┌──

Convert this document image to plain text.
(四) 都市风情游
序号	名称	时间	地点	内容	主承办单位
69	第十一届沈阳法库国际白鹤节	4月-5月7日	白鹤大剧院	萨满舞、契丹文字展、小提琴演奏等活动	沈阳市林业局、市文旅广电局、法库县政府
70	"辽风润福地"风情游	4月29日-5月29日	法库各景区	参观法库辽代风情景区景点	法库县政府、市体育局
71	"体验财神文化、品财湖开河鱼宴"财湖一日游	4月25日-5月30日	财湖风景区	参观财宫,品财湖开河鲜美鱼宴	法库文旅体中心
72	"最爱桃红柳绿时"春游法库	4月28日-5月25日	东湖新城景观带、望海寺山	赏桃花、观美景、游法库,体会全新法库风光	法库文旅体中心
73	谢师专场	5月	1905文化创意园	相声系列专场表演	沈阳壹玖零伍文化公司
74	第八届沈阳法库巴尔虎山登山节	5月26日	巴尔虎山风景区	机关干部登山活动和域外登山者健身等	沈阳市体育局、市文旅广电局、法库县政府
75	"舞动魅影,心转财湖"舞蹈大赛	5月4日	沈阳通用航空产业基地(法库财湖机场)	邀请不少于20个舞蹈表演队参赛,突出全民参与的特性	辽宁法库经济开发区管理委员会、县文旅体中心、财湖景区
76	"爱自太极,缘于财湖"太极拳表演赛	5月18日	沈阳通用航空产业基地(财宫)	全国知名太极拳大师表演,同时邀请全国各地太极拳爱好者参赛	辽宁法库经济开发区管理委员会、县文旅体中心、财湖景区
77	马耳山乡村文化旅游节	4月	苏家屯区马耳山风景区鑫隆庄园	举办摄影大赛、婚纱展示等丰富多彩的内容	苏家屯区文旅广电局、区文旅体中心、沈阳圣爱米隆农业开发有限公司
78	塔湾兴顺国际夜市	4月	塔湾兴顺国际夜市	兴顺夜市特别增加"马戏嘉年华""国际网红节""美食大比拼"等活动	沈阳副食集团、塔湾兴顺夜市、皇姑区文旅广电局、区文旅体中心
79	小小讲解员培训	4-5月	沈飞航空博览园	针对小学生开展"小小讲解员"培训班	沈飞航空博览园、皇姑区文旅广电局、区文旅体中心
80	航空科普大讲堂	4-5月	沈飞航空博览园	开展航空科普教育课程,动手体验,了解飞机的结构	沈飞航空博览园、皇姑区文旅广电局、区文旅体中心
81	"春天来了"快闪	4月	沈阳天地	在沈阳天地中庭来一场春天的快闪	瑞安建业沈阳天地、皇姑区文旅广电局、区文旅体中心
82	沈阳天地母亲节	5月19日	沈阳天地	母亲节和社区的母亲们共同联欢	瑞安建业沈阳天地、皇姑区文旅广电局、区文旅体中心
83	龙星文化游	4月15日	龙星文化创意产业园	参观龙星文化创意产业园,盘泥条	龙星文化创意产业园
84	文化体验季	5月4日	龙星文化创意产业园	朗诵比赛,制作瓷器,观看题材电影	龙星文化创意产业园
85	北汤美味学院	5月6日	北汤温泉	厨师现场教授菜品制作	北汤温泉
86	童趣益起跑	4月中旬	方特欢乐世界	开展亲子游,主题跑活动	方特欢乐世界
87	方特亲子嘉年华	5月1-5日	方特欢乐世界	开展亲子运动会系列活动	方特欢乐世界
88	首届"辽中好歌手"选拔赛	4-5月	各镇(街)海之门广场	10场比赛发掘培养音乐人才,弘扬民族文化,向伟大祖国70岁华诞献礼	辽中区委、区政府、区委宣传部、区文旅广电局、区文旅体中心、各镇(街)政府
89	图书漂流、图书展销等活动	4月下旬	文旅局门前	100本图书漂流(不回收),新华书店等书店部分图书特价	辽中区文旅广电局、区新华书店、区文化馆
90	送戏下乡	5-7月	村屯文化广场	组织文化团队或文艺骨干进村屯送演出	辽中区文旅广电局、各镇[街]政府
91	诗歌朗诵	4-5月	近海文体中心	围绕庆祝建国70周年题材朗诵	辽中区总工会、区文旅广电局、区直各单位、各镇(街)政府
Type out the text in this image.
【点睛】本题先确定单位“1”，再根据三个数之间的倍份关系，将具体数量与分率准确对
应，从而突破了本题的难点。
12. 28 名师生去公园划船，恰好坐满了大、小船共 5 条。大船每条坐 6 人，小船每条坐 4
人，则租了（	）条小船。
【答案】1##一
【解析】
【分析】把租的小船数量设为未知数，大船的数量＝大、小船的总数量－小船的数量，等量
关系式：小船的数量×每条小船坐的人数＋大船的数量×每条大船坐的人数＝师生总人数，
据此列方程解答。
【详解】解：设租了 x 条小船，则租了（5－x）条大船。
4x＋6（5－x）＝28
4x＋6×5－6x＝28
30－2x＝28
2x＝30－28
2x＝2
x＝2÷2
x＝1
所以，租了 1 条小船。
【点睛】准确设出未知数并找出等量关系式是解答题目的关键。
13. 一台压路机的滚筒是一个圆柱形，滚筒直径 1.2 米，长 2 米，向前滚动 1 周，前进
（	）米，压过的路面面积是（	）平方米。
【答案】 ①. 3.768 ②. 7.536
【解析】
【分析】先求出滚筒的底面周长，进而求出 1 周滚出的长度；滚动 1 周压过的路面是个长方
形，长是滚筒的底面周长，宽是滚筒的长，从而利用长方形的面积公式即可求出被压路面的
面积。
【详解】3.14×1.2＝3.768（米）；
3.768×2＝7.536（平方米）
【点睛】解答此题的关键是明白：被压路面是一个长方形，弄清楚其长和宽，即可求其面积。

└──
┌──

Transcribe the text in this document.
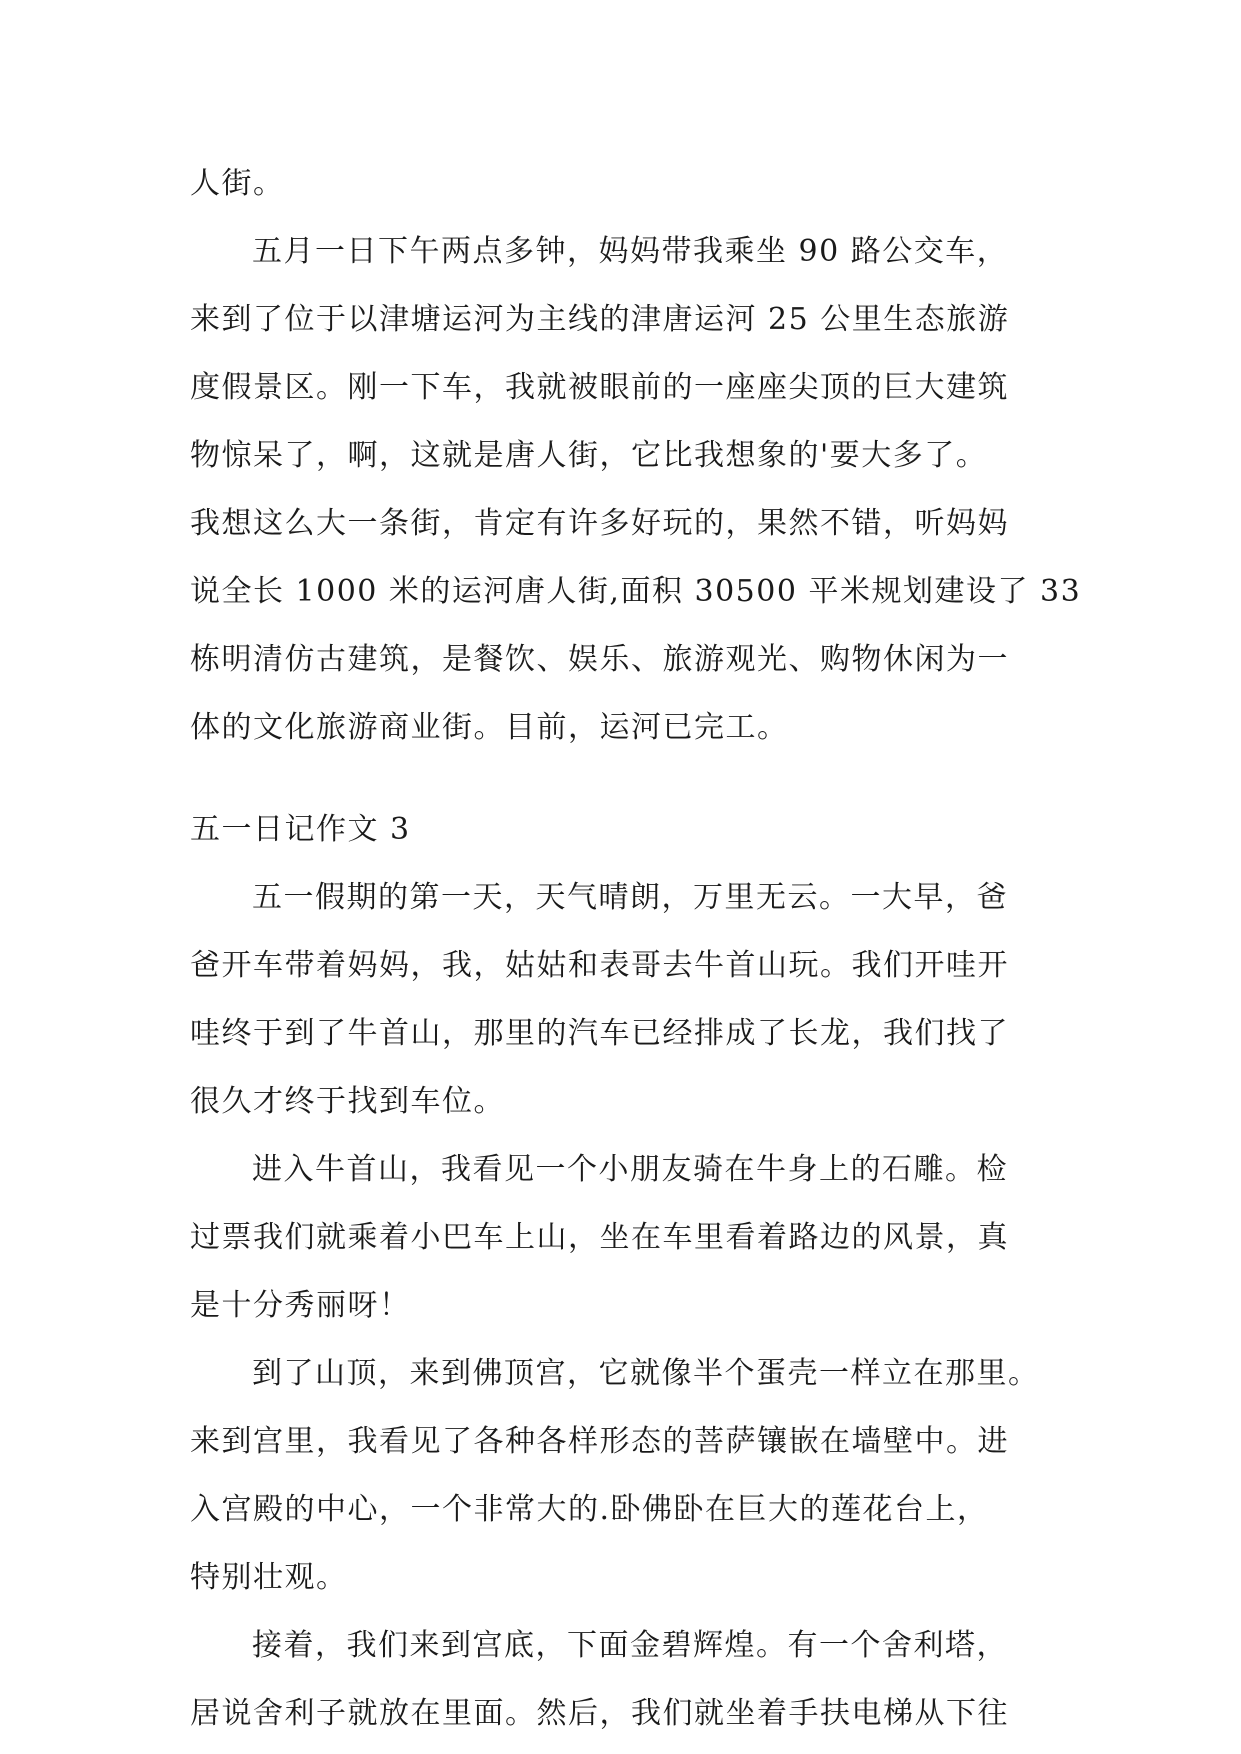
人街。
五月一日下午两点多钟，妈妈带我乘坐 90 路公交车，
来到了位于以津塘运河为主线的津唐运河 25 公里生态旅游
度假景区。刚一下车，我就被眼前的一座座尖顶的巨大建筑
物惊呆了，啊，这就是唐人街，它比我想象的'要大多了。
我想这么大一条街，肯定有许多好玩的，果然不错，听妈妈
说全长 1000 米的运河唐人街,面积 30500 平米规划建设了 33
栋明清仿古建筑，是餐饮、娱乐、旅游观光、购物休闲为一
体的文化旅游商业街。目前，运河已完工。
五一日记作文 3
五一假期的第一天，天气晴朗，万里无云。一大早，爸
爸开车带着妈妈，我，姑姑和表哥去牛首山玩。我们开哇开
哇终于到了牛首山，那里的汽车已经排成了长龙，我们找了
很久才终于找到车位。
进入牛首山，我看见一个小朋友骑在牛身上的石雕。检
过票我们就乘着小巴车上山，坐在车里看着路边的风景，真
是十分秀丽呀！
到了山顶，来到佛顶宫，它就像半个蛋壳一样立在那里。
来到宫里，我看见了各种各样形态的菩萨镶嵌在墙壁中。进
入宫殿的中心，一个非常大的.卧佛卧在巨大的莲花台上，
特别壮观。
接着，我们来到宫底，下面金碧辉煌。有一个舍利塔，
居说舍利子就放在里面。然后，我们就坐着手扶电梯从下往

└──
┌──

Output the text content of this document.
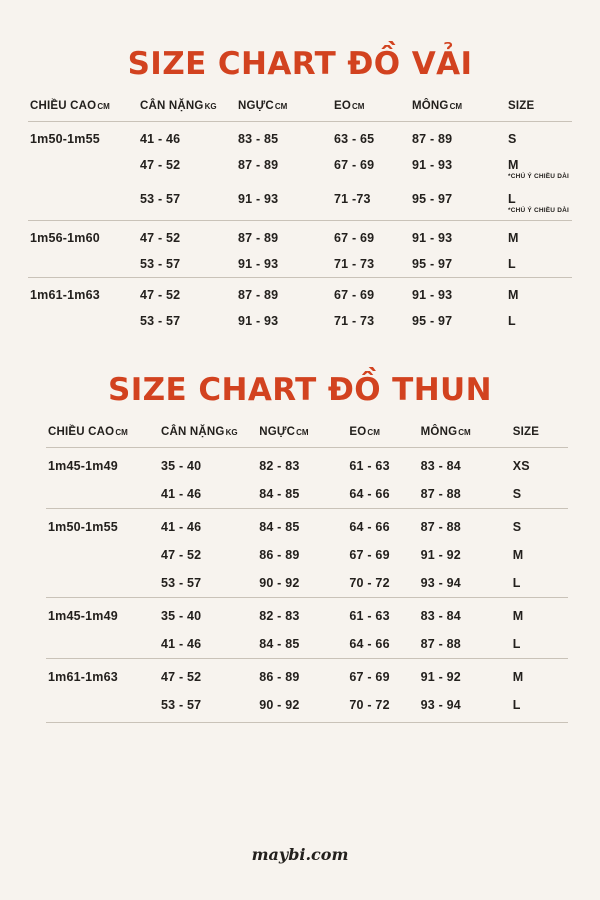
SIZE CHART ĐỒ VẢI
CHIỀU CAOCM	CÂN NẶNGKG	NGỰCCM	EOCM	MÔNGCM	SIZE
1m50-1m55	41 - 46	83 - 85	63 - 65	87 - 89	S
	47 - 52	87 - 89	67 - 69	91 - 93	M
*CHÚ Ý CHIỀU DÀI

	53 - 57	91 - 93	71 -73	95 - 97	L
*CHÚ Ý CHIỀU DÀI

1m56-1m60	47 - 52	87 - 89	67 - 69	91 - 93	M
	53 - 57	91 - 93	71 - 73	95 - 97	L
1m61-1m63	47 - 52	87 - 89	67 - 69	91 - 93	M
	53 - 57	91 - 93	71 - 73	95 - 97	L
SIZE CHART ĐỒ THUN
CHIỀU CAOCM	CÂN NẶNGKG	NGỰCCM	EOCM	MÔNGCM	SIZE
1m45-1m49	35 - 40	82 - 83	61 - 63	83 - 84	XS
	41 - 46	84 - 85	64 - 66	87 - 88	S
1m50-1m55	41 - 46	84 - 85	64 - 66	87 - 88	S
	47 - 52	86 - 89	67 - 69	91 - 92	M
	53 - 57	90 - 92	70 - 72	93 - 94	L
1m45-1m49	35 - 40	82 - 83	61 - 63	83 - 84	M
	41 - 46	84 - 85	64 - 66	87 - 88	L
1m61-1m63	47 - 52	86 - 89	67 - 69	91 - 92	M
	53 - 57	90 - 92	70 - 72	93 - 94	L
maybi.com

└──

## Exercise prompt:
Copy each line above where the string "龙星文化创意产业园" occurs.

## Task output:
83	龙星文化游	4月15日	龙星文化创意产业园	参观龙星文化创意产业园,盘泥条	龙星文化创意产业园
84	文化体验季	5月4日	龙星文化创意产业园	朗诵比赛,制作瓷器,观看题材电影	龙星文化创意产业园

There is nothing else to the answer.